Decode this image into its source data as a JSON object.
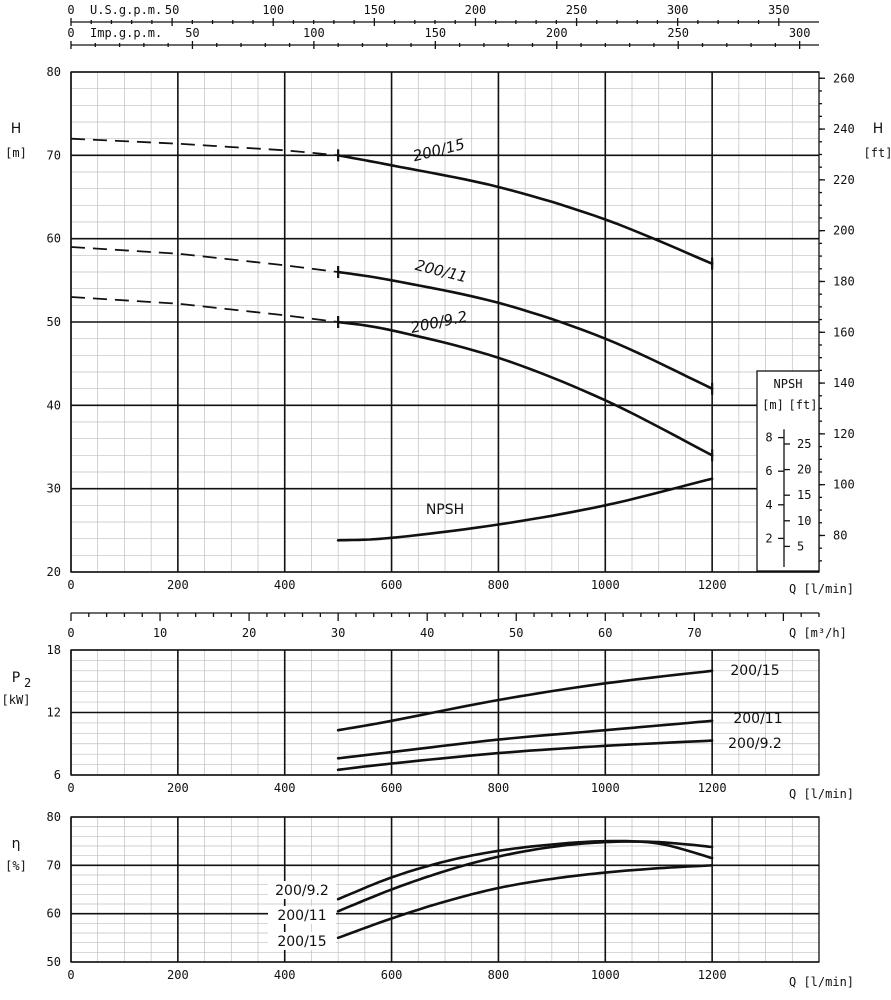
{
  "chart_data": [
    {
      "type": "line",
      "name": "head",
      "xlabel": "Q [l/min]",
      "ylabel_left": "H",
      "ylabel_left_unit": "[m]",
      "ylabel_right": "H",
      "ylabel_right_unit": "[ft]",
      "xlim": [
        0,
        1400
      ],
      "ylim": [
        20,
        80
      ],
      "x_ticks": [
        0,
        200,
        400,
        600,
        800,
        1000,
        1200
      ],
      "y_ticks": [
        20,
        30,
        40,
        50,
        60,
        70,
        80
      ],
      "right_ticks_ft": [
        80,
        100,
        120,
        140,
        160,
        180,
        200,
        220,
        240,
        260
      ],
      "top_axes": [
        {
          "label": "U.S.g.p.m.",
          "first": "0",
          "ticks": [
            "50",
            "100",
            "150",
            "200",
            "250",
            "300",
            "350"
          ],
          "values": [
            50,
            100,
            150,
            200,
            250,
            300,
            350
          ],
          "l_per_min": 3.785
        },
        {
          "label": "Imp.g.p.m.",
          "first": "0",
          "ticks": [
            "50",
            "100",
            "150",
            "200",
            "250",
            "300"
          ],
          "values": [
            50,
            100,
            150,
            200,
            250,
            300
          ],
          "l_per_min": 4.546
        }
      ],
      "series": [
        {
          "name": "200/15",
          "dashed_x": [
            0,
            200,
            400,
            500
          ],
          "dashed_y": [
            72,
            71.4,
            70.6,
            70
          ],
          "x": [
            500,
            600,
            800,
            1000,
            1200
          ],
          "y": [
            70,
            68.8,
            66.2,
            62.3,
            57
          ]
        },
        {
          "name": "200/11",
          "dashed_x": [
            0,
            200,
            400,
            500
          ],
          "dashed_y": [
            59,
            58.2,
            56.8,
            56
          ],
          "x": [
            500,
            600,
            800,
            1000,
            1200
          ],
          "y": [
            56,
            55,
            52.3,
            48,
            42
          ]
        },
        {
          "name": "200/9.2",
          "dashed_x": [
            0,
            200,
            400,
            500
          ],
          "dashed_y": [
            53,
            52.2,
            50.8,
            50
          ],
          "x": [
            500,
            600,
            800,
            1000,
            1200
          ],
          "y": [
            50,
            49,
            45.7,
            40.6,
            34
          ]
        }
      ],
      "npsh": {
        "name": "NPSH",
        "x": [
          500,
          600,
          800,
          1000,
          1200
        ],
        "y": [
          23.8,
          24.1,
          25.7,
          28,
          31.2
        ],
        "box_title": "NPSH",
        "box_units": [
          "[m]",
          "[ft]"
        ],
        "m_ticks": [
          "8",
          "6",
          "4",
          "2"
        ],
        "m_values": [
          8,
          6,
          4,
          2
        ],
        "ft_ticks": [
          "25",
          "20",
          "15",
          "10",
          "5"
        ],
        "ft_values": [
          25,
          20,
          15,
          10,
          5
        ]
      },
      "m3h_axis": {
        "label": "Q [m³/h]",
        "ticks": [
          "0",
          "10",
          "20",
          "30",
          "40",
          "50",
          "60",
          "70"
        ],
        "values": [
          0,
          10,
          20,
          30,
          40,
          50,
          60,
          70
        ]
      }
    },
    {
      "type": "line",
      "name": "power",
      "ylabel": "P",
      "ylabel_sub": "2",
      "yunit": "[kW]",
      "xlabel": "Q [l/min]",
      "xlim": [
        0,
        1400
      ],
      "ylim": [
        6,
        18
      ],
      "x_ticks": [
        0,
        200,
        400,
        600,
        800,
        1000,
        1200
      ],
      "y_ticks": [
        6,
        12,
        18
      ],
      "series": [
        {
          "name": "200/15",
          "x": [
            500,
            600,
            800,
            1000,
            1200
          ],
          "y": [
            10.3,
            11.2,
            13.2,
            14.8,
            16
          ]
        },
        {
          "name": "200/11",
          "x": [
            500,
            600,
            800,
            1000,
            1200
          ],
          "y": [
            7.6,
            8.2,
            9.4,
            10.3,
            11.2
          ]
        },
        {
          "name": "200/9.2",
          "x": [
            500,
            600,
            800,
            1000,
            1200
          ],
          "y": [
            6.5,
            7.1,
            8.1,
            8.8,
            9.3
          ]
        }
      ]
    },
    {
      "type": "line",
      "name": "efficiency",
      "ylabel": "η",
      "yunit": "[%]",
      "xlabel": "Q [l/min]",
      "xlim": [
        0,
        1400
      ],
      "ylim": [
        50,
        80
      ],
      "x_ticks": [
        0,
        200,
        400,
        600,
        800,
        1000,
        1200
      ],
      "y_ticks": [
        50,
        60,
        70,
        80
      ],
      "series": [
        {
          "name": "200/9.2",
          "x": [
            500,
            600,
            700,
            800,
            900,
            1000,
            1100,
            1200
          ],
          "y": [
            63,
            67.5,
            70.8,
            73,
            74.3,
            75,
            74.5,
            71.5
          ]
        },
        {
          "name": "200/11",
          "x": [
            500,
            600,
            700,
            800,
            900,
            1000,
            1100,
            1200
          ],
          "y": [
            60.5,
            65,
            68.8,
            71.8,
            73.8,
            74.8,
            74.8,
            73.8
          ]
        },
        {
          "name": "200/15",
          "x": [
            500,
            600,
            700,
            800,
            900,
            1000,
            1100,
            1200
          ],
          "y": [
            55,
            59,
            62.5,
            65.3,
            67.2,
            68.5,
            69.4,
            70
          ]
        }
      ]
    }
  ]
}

▶ _Required work_: Reproduce the listing exactly. Leave its pictures out.

▶ _The completed task_:
Decode this image into its source data as a JSON object.
{
  "chart_data": [
    {
      "type": "line",
      "name": "head",
      "xlabel": "Q [l/min]",
      "ylabel_left": "H",
      "ylabel_left_unit": "[m]",
      "ylabel_right": "H",
      "ylabel_right_unit": "[ft]",
      "xlim": [
        0,
        1400
      ],
      "ylim": [
        20,
        80
      ],
      "x_ticks": [
        0,
        200,
        400,
        600,
        800,
        1000,
        1200
      ],
      "y_ticks": [
        20,
        30,
        40,
        50,
        60,
        70,
        80
      ],
      "right_ticks_ft": [
        80,
        100,
        120,
        140,
        160,
        180,
        200,
        220,
        240,
        260
      ],
      "top_axes": [
        {
          "label": "U.S.g.p.m.",
          "first": "0",
          "ticks": [
            "50",
            "100",
            "150",
            "200",
            "250",
            "300",
            "350"
          ],
          "values": [
            50,
            100,
            150,
            200,
            250,
            300,
            350
          ],
          "l_per_min": 3.785
        },
        {
          "label": "Imp.g.p.m.",
          "first": "0",
          "ticks": [
            "50",
            "100",
            "150",
            "200",
            "250",
            "300"
          ],
          "values": [
            50,
            100,
            150,
            200,
            250,
            300
          ],
          "l_per_min": 4.546
        }
      ],
      "series": [
        {
          "name": "200/15",
          "dashed_x": [
            0,
            200,
            400,
            500
          ],
          "dashed_y": [
            72,
            71.4,
            70.6,
            70
          ],
          "x": [
            500,
            600,
            800,
            1000,
            1200
          ],
          "y": [
            70,
            68.8,
            66.2,
            62.3,
            57
          ]
        },
        {
          "name": "200/11",
          "dashed_x": [
            0,
            200,
            400,
            500
          ],
          "dashed_y": [
            59,
            58.2,
            56.8,
            56
          ],
          "x": [
            500,
            600,
            800,
            1000,
            1200
          ],
          "y": [
            56,
            55,
            52.3,
            48,
            42
          ]
        },
        {
          "name": "200/9.2",
          "dashed_x": [
            0,
            200,
            400,
            500
          ],
          "dashed_y": [
            53,
            52.2,
            50.8,
            50
          ],
          "x": [
            500,
            600,
            800,
            1000,
            1200
          ],
          "y": [
            50,
            49,
            45.7,
            40.6,
            34
          ]
        }
      ],
      "npsh": {
        "name": "NPSH",
        "x": [
          500,
          600,
          800,
          1000,
          1200
        ],
        "y": [
          23.8,
          24.1,
          25.7,
          28,
          31.2
        ],
        "box_title": "NPSH",
        "box_units": [
          "[m]",
          "[ft]"
        ],
        "m_ticks": [
          "8",
          "6",
          "4",
          "2"
        ],
        "m_values": [
          8,
          6,
          4,
          2
        ],
        "ft_ticks": [
          "25",
          "20",
          "15",
          "10",
          "5"
        ],
        "ft_values": [
          25,
          20,
          15,
          10,
          5
        ]
      },
      "m3h_axis": {
        "label": "Q [m³/h]",
        "ticks": [
          "0",
          "10",
          "20",
          "30",
          "40",
          "50",
          "60",
          "70"
        ],
        "values": [
          0,
          10,
          20,
          30,
          40,
          50,
          60,
          70
        ]
      }
    },
    {
      "type": "line",
      "name": "power",
      "ylabel": "P",
      "ylabel_sub": "2",
      "yunit": "[kW]",
      "xlabel": "Q [l/min]",
      "xlim": [
        0,
        1400
      ],
      "ylim": [
        6,
        18
      ],
      "x_ticks": [
        0,
        200,
        400,
        600,
        800,
        1000,
        1200
      ],
      "y_ticks": [
        6,
        12,
        18
      ],
      "series": [
        {
          "name": "200/15",
          "x": [
            500,
            600,
            800,
            1000,
            1200
          ],
          "y": [
            10.3,
            11.2,
            13.2,
            14.8,
            16
          ]
        },
        {
          "name": "200/11",
          "x": [
            500,
            600,
            800,
            1000,
            1200
          ],
          "y": [
            7.6,
            8.2,
            9.4,
            10.3,
            11.2
          ]
        },
        {
          "name": "200/9.2",
          "x": [
            500,
            600,
            800,
            1000,
            1200
          ],
          "y": [
            6.5,
            7.1,
            8.1,
            8.8,
            9.3
          ]
        }
      ]
    },
    {
      "type": "line",
      "name": "efficiency",
      "ylabel": "η",
      "yunit": "[%]",
      "xlabel": "Q [l/min]",
      "xlim": [
        0,
        1400
      ],
      "ylim": [
        50,
        80
      ],
      "x_ticks": [
        0,
        200,
        400,
        600,
        800,
        1000,
        1200
      ],
      "y_ticks": [
        50,
        60,
        70,
        80
      ],
      "series": [
        {
          "name": "200/9.2",
          "x": [
            500,
            600,
            700,
            800,
            900,
            1000,
            1100,
            1200
          ],
          "y": [
            63,
            67.5,
            70.8,
            73,
            74.3,
            75,
            74.5,
            71.5
          ]
        },
        {
          "name": "200/11",
          "x": [
            500,
            600,
            700,
            800,
            900,
            1000,
            1100,
            1200
          ],
          "y": [
            60.5,
            65,
            68.8,
            71.8,
            73.8,
            74.8,
            74.8,
            73.8
          ]
        },
        {
          "name": "200/15",
          "x": [
            500,
            600,
            700,
            800,
            900,
            1000,
            1100,
            1200
          ],
          "y": [
            55,
            59,
            62.5,
            65.3,
            67.2,
            68.5,
            69.4,
            70
          ]
        }
      ]
    }
  ]
}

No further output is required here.